▶ **REQUIRED TASK**
Quote the entries word for word. Omit the pictures.

..........

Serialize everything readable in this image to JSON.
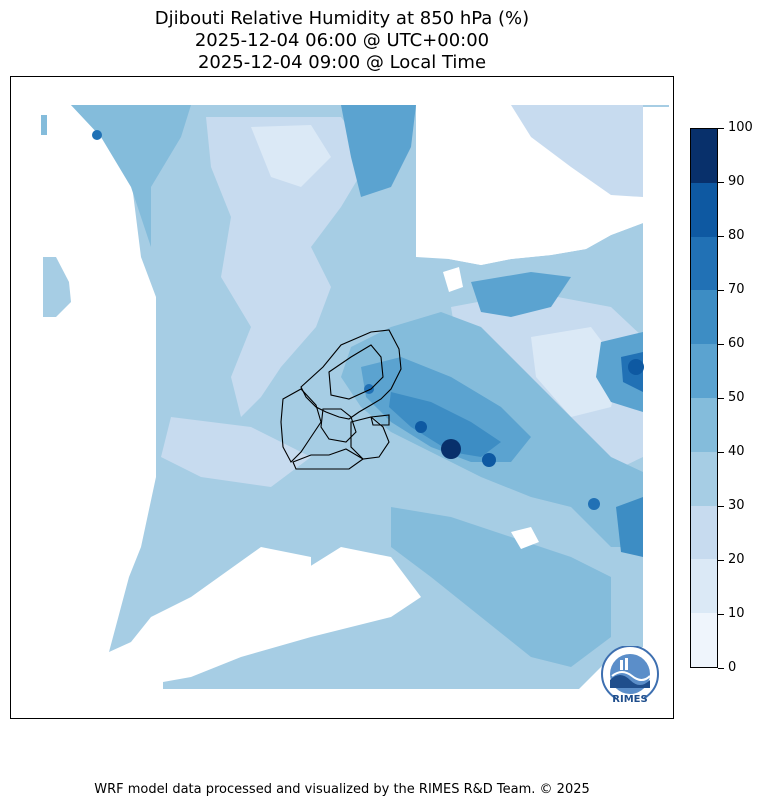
{
  "title": {
    "line1": "Djibouti Relative Humidity at 850 hPa (%)",
    "line2": "2025-12-04 06:00 @ UTC+00:00",
    "line3": "2025-12-04 09:00 @ Local Time"
  },
  "colorbar": {
    "ticks": [
      "0",
      "10",
      "20",
      "30",
      "40",
      "50",
      "60",
      "70",
      "80",
      "90",
      "100"
    ],
    "colors": [
      "#eff5fc",
      "#dbe9f6",
      "#c7dbef",
      "#a6cde4",
      "#84bcdb",
      "#5ba3d0",
      "#3d8dc4",
      "#2171b5",
      "#0e59a2",
      "#08306b"
    ]
  },
  "logo": {
    "text": "RIMES",
    "icon": "rimes-seal-icon"
  },
  "footer": "WRF model data processed and visualized by the RIMES R&D Team. © 2025"
}
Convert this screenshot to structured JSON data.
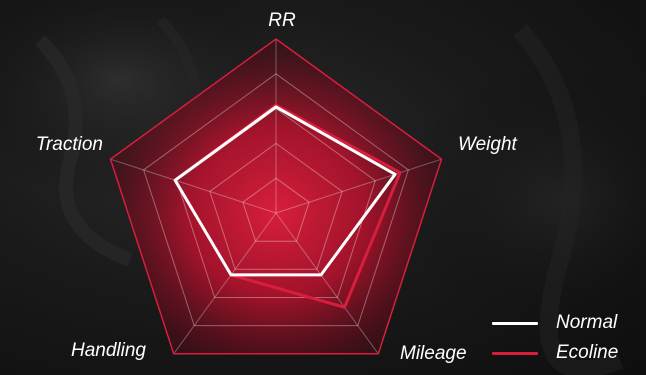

..........

▶ **RIGHT ANSWER**
Serialize everything readable in this image to JSON.
{
  "title": {
    "line1": "Djibouti Relative Humidity at 850 hPa (%)",
    "line2": "2025-12-04 06:00 @ UTC+00:00",
    "line3": "2025-12-04 09:00 @ Local Time"
  },
  "colorbar": {
    "ticks": [
      "0",
      "10",
      "20",
      "30",
      "40",
      "50",
      "60",
      "70",
      "80",
      "90",
      "100"
    ],
    "colors": [
      "#eff5fc",
      "#dbe9f6",
      "#c7dbef",
      "#a6cde4",
      "#84bcdb",
      "#5ba3d0",
      "#3d8dc4",
      "#2171b5",
      "#0e59a2",
      "#08306b"
    ]
  },
  "logo": {
    "text": "RIMES",
    "icon": "rimes-seal-icon"
  },
  "footer": "WRF model data processed and visualized by the RIMES R&D Team. © 2025"
}
Convert this screenshot to structured JSON data.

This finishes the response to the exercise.